Required work
With nothing added or dropped, copy the data that follows exactly.

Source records
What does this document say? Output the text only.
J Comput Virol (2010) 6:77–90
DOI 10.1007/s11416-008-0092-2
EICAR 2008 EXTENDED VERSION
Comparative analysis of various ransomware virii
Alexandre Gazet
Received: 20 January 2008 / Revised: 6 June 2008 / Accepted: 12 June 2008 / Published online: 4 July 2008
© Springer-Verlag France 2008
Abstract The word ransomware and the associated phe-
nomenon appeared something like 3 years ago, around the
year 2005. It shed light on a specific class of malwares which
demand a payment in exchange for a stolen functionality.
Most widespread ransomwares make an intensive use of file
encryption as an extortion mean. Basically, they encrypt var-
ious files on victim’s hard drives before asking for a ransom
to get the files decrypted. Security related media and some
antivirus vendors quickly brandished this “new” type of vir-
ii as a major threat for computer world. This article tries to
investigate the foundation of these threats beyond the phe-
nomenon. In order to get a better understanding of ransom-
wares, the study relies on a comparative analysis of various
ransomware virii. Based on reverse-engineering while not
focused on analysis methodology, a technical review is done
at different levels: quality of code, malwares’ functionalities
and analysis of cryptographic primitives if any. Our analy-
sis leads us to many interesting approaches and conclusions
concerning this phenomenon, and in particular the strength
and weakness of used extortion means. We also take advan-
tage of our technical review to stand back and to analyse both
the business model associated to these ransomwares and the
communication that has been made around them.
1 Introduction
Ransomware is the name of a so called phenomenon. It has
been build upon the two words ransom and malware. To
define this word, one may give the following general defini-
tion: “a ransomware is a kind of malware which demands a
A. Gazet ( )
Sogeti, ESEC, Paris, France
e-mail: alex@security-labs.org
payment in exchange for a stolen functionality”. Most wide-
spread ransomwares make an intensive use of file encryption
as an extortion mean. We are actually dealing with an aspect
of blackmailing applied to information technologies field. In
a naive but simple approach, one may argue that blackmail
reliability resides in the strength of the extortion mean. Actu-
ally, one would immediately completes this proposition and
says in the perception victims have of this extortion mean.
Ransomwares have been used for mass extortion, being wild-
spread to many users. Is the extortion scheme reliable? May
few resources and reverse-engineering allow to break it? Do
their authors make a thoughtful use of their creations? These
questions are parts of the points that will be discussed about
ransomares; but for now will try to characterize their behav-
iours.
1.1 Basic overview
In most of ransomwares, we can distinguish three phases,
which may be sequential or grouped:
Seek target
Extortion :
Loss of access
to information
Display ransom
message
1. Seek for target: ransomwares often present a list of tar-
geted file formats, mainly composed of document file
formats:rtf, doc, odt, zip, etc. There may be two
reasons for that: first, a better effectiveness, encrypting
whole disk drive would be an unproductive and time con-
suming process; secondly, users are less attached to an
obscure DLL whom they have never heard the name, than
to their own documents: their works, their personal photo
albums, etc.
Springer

Expected output
What does this document say? Output the text only.
J Comput Virol (2010) 6:77–90
DOI 10.1007/s11416-008-0092-2
EICAR 2008 EXTENDED VERSION
Comparative analysis of various ransomware virii
Alexandre Gazet
Received: 20 January 2008 / Revised: 6 June 2008 / Accepted: 12 June 2008 / Published online: 4 July 2008
© Springer-Verlag France 2008
Abstract The word ransomware and the associated phe-
nomenon appeared something like 3 years ago, around the
year 2005. It shed light on a specific class of malwares which
demand a payment in exchange for a stolen functionality.
Most widespread ransomwares make an intensive use of file
encryption as an extortion mean. Basically, they encrypt var-
ious files on victim’s hard drives before asking for a ransom
to get the files decrypted. Security related media and some
antivirus vendors quickly brandished this “new” type of vir-
ii as a major threat for computer world. This article tries to
investigate the foundation of these threats beyond the phe-
nomenon. In order to get a better understanding of ransom-
wares, the study relies on a comparative analysis of various
ransomware virii. Based on reverse-engineering while not
focused on analysis methodology, a technical review is done
at different levels: quality of code, malwares’ functionalities
and analysis of cryptographic primitives if any. Our analy-
sis leads us to many interesting approaches and conclusions
concerning this phenomenon, and in particular the strength
and weakness of used extortion means. We also take advan-
tage of our technical review to stand back and to analyse both
the business model associated to these ransomwares and the
communication that has been made around them.
1 Introduction
Ransomware is the name of a so called phenomenon. It has
been build upon the two words ransom and malware. To
define this word, one may give the following general defini-
tion: “a ransomware is a kind of malware which demands a
A. Gazet ( )
Sogeti, ESEC, Paris, France
e-mail: alex@security-labs.org
payment in exchange for a stolen functionality”. Most wide-
spread ransomwares make an intensive use of file encryption
as an extortion mean. We are actually dealing with an aspect
of blackmailing applied to information technologies field. In
a naive but simple approach, one may argue that blackmail
reliability resides in the strength of the extortion mean. Actu-
ally, one would immediately completes this proposition and
says in the perception victims have of this extortion mean.
Ransomwares have been used for mass extortion, being wild-
spread to many users. Is the extortion scheme reliable? May
few resources and reverse-engineering allow to break it? Do
their authors make a thoughtful use of their creations? These
questions are parts of the points that will be discussed about
ransomares; but for now will try to characterize their behav-
iours.
1.1 Basic overview
In most of ransomwares, we can distinguish three phases,
which may be sequential or grouped:
Seek target
Extortion :
Loss of access
to information
Display ransom
message
1. Seek for target: ransomwares often present a list of tar-
geted file formats, mainly composed of document file
formats:rtf, doc, odt, zip, etc. There may be two
reasons for that: first, a better effectiveness, encrypting
whole disk drive would be an unproductive and time con-
suming process; secondly, users are less attached to an
obscure DLL whom they have never heard the name, than
to their own documents: their works, their personal photo
albums, etc.
Springer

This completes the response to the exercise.